Instructions to follow -> Locate the word "subtitle" in the data below, then copy every line that holds it.

Collected data:
------------------------------------------------------------
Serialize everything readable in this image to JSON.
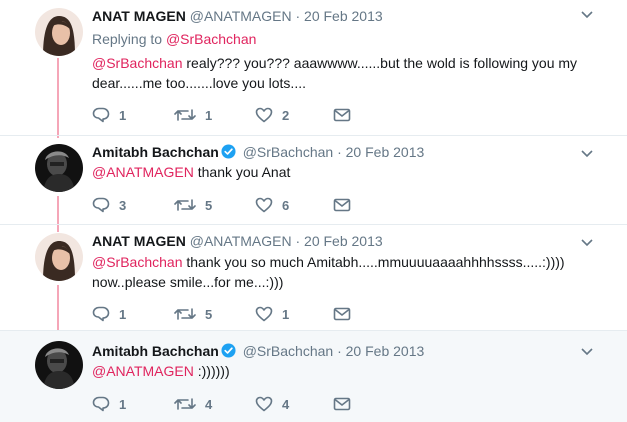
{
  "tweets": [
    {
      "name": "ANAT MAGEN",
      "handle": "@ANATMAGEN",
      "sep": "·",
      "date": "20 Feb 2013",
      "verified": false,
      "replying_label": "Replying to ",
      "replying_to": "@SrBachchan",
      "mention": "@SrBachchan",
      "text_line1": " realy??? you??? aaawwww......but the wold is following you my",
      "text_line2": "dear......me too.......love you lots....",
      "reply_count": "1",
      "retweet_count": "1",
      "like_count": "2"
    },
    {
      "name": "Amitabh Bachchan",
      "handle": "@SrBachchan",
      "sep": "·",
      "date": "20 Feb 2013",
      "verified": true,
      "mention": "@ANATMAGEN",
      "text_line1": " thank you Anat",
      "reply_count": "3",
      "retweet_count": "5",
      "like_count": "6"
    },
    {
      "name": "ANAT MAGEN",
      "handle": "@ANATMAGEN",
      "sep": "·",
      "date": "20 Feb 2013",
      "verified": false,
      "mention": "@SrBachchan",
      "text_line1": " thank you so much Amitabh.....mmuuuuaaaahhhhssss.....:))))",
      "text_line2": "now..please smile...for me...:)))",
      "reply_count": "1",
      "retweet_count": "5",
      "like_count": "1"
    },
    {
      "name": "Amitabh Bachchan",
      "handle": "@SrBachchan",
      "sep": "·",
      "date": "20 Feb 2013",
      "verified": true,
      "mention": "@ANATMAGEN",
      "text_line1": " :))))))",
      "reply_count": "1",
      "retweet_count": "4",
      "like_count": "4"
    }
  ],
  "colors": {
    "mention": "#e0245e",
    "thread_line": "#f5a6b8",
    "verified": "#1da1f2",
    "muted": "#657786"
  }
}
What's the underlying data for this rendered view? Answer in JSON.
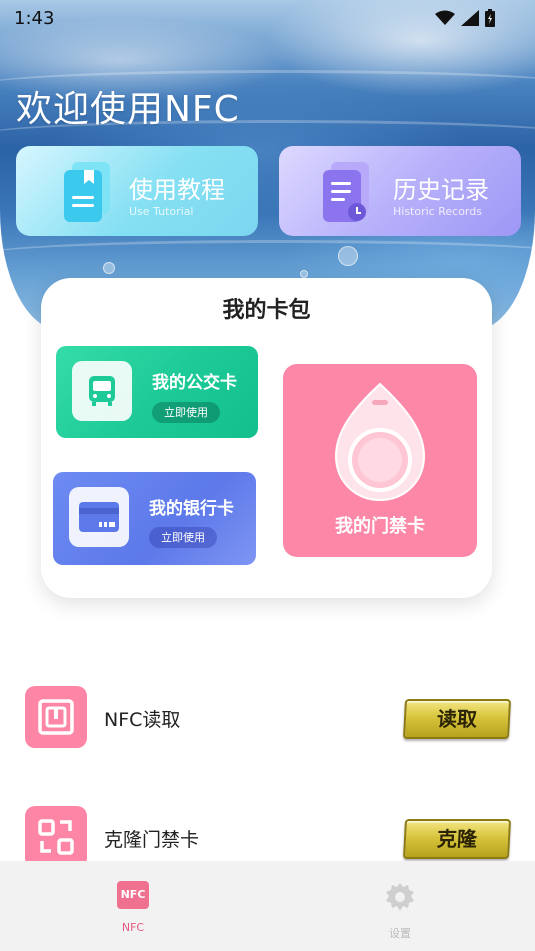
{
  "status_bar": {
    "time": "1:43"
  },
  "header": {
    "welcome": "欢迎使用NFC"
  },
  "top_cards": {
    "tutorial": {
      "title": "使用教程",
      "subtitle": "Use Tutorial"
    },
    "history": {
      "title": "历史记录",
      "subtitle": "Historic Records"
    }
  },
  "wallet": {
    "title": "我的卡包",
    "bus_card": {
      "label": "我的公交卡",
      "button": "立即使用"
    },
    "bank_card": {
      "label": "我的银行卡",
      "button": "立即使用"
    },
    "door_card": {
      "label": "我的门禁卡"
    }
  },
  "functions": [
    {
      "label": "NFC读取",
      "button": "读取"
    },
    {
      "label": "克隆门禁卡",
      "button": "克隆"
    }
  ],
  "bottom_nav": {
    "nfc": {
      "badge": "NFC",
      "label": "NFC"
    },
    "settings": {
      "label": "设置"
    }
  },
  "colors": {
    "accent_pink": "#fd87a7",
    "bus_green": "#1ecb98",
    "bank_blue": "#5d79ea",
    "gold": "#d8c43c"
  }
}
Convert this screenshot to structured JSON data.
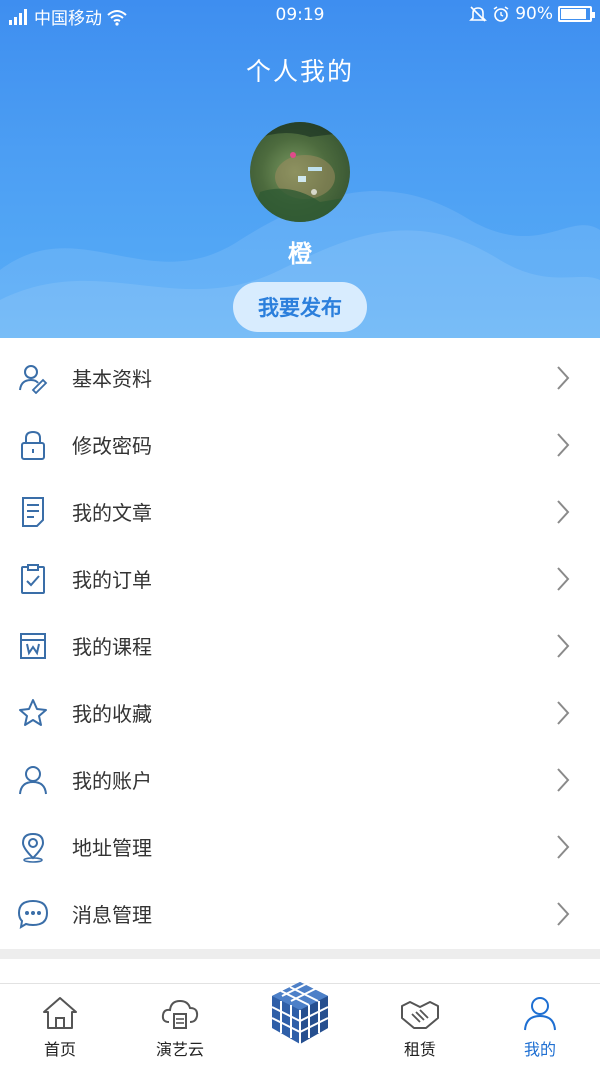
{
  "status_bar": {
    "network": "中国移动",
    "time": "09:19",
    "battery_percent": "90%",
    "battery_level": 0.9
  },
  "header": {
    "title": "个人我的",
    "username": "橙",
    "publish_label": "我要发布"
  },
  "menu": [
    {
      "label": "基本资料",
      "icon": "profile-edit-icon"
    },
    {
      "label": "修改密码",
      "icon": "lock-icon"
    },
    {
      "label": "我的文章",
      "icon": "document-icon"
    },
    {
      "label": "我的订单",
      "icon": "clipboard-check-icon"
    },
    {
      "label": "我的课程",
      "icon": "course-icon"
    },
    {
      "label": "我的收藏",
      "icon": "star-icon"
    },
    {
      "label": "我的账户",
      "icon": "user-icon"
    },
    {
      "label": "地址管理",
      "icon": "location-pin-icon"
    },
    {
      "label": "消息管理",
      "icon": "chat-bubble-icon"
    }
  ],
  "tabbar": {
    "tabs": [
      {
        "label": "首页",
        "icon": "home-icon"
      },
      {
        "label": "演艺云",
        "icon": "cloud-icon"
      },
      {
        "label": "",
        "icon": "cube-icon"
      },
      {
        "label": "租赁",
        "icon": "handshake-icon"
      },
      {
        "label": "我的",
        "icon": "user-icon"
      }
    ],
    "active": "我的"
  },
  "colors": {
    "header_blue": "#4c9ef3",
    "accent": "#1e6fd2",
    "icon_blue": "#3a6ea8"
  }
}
------------------------------------------------------------
Response for this exercise ->
      "subtitle": "Use Tutorial"
      "subtitle": "Historic Records"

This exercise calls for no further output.